> **RECORDS SHOWN**

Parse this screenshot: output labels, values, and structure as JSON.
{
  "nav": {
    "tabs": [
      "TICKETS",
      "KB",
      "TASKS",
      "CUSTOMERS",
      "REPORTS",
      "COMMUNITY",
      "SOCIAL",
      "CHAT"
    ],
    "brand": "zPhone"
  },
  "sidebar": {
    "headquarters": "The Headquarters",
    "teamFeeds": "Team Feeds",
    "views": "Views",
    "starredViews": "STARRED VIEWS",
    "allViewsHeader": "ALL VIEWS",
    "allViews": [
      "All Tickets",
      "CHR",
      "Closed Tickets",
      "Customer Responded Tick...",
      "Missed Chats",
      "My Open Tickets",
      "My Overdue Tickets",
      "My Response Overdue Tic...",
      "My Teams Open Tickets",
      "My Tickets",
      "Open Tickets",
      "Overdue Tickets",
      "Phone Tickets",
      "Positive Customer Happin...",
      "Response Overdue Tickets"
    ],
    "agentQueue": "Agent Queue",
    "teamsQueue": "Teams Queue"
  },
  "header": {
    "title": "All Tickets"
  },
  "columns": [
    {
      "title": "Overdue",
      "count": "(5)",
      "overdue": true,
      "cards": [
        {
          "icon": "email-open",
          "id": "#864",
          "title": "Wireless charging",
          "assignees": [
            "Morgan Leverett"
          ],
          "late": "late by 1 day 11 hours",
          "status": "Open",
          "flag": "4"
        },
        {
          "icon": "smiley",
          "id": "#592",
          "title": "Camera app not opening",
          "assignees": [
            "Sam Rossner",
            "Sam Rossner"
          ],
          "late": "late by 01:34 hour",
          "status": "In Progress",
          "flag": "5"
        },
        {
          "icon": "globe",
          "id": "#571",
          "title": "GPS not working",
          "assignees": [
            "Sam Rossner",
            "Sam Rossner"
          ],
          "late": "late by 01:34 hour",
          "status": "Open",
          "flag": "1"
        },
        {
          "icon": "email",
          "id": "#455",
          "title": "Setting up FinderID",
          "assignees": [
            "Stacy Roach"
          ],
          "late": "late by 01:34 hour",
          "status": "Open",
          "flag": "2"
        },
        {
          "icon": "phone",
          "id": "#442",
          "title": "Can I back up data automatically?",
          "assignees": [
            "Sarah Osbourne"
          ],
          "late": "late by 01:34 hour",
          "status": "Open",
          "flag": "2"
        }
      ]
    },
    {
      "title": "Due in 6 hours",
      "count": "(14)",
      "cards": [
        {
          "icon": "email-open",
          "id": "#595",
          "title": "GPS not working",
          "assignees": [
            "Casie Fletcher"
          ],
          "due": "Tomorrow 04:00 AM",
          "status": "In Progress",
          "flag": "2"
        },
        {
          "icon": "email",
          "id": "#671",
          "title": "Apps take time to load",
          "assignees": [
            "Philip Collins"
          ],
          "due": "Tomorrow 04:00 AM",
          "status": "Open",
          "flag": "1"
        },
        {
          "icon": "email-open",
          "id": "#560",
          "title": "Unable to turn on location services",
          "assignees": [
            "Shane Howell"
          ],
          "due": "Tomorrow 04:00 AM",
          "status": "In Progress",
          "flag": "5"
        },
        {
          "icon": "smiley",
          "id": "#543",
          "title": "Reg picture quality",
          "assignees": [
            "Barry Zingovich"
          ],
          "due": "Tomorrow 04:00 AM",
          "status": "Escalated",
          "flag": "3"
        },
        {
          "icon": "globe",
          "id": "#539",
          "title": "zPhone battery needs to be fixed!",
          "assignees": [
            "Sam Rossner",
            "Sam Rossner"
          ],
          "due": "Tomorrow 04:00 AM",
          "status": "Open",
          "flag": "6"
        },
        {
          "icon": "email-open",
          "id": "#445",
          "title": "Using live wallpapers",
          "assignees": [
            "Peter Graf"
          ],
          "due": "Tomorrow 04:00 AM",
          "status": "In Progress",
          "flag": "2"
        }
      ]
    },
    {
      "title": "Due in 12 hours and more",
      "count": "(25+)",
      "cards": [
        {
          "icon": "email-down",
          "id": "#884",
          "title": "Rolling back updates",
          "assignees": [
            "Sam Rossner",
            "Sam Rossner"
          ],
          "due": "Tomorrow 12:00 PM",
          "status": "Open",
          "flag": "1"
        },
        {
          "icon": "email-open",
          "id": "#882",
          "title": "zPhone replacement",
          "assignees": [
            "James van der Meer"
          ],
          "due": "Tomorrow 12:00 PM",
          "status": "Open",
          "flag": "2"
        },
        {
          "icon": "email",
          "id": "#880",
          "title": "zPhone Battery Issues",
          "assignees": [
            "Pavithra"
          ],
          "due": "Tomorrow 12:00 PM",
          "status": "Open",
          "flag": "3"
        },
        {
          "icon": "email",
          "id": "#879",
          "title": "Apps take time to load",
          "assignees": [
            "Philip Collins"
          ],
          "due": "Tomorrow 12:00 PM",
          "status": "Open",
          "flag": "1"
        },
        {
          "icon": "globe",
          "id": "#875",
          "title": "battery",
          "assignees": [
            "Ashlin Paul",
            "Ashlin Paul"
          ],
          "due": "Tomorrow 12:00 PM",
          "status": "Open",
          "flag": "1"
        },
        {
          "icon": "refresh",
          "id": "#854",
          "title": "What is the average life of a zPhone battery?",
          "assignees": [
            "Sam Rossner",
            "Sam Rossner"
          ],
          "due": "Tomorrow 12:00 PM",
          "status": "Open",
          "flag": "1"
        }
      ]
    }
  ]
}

> **WHAT IS BEING ASKED**
Print every line of the records exactly. Omit nothing.

> **ANSWER TO THE PROBLEM**
Parse this screenshot: output labels, values, and structure as JSON.
{
  "nav": {
    "tabs": [
      "TICKETS",
      "KB",
      "TASKS",
      "CUSTOMERS",
      "REPORTS",
      "COMMUNITY",
      "SOCIAL",
      "CHAT"
    ],
    "brand": "zPhone"
  },
  "sidebar": {
    "headquarters": "The Headquarters",
    "teamFeeds": "Team Feeds",
    "views": "Views",
    "starredViews": "STARRED VIEWS",
    "allViewsHeader": "ALL VIEWS",
    "allViews": [
      "All Tickets",
      "CHR",
      "Closed Tickets",
      "Customer Responded Tick...",
      "Missed Chats",
      "My Open Tickets",
      "My Overdue Tickets",
      "My Response Overdue Tic...",
      "My Teams Open Tickets",
      "My Tickets",
      "Open Tickets",
      "Overdue Tickets",
      "Phone Tickets",
      "Positive Customer Happin...",
      "Response Overdue Tickets"
    ],
    "agentQueue": "Agent Queue",
    "teamsQueue": "Teams Queue"
  },
  "header": {
    "title": "All Tickets"
  },
  "columns": [
    {
      "title": "Overdue",
      "count": "(5)",
      "overdue": true,
      "cards": [
        {
          "icon": "email-open",
          "id": "#864",
          "title": "Wireless charging",
          "assignees": [
            "Morgan Leverett"
          ],
          "late": "late by 1 day 11 hours",
          "status": "Open",
          "flag": "4"
        },
        {
          "icon": "smiley",
          "id": "#592",
          "title": "Camera app not opening",
          "assignees": [
            "Sam Rossner",
            "Sam Rossner"
          ],
          "late": "late by 01:34 hour",
          "status": "In Progress",
          "flag": "5"
        },
        {
          "icon": "globe",
          "id": "#571",
          "title": "GPS not working",
          "assignees": [
            "Sam Rossner",
            "Sam Rossner"
          ],
          "late": "late by 01:34 hour",
          "status": "Open",
          "flag": "1"
        },
        {
          "icon": "email",
          "id": "#455",
          "title": "Setting up FinderID",
          "assignees": [
            "Stacy Roach"
          ],
          "late": "late by 01:34 hour",
          "status": "Open",
          "flag": "2"
        },
        {
          "icon": "phone",
          "id": "#442",
          "title": "Can I back up data automatically?",
          "assignees": [
            "Sarah Osbourne"
          ],
          "late": "late by 01:34 hour",
          "status": "Open",
          "flag": "2"
        }
      ]
    },
    {
      "title": "Due in 6 hours",
      "count": "(14)",
      "cards": [
        {
          "icon": "email-open",
          "id": "#595",
          "title": "GPS not working",
          "assignees": [
            "Casie Fletcher"
          ],
          "due": "Tomorrow 04:00 AM",
          "status": "In Progress",
          "flag": "2"
        },
        {
          "icon": "email",
          "id": "#671",
          "title": "Apps take time to load",
          "assignees": [
            "Philip Collins"
          ],
          "due": "Tomorrow 04:00 AM",
          "status": "Open",
          "flag": "1"
        },
        {
          "icon": "email-open",
          "id": "#560",
          "title": "Unable to turn on location services",
          "assignees": [
            "Shane Howell"
          ],
          "due": "Tomorrow 04:00 AM",
          "status": "In Progress",
          "flag": "5"
        },
        {
          "icon": "smiley",
          "id": "#543",
          "title": "Reg picture quality",
          "assignees": [
            "Barry Zingovich"
          ],
          "due": "Tomorrow 04:00 AM",
          "status": "Escalated",
          "flag": "3"
        },
        {
          "icon": "globe",
          "id": "#539",
          "title": "zPhone battery needs to be fixed!",
          "assignees": [
            "Sam Rossner",
            "Sam Rossner"
          ],
          "due": "Tomorrow 04:00 AM",
          "status": "Open",
          "flag": "6"
        },
        {
          "icon": "email-open",
          "id": "#445",
          "title": "Using live wallpapers",
          "assignees": [
            "Peter Graf"
          ],
          "due": "Tomorrow 04:00 AM",
          "status": "In Progress",
          "flag": "2"
        }
      ]
    },
    {
      "title": "Due in 12 hours and more",
      "count": "(25+)",
      "cards": [
        {
          "icon": "email-down",
          "id": "#884",
          "title": "Rolling back updates",
          "assignees": [
            "Sam Rossner",
            "Sam Rossner"
          ],
          "due": "Tomorrow 12:00 PM",
          "status": "Open",
          "flag": "1"
        },
        {
          "icon": "email-open",
          "id": "#882",
          "title": "zPhone replacement",
          "assignees": [
            "James van der Meer"
          ],
          "due": "Tomorrow 12:00 PM",
          "status": "Open",
          "flag": "2"
        },
        {
          "icon": "email",
          "id": "#880",
          "title": "zPhone Battery Issues",
          "assignees": [
            "Pavithra"
          ],
          "due": "Tomorrow 12:00 PM",
          "status": "Open",
          "flag": "3"
        },
        {
          "icon": "email",
          "id": "#879",
          "title": "Apps take time to load",
          "assignees": [
            "Philip Collins"
          ],
          "due": "Tomorrow 12:00 PM",
          "status": "Open",
          "flag": "1"
        },
        {
          "icon": "globe",
          "id": "#875",
          "title": "battery",
          "assignees": [
            "Ashlin Paul",
            "Ashlin Paul"
          ],
          "due": "Tomorrow 12:00 PM",
          "status": "Open",
          "flag": "1"
        },
        {
          "icon": "refresh",
          "id": "#854",
          "title": "What is the average life of a zPhone battery?",
          "assignees": [
            "Sam Rossner",
            "Sam Rossner"
          ],
          "due": "Tomorrow 12:00 PM",
          "status": "Open",
          "flag": "1"
        }
      ]
    }
  ]
}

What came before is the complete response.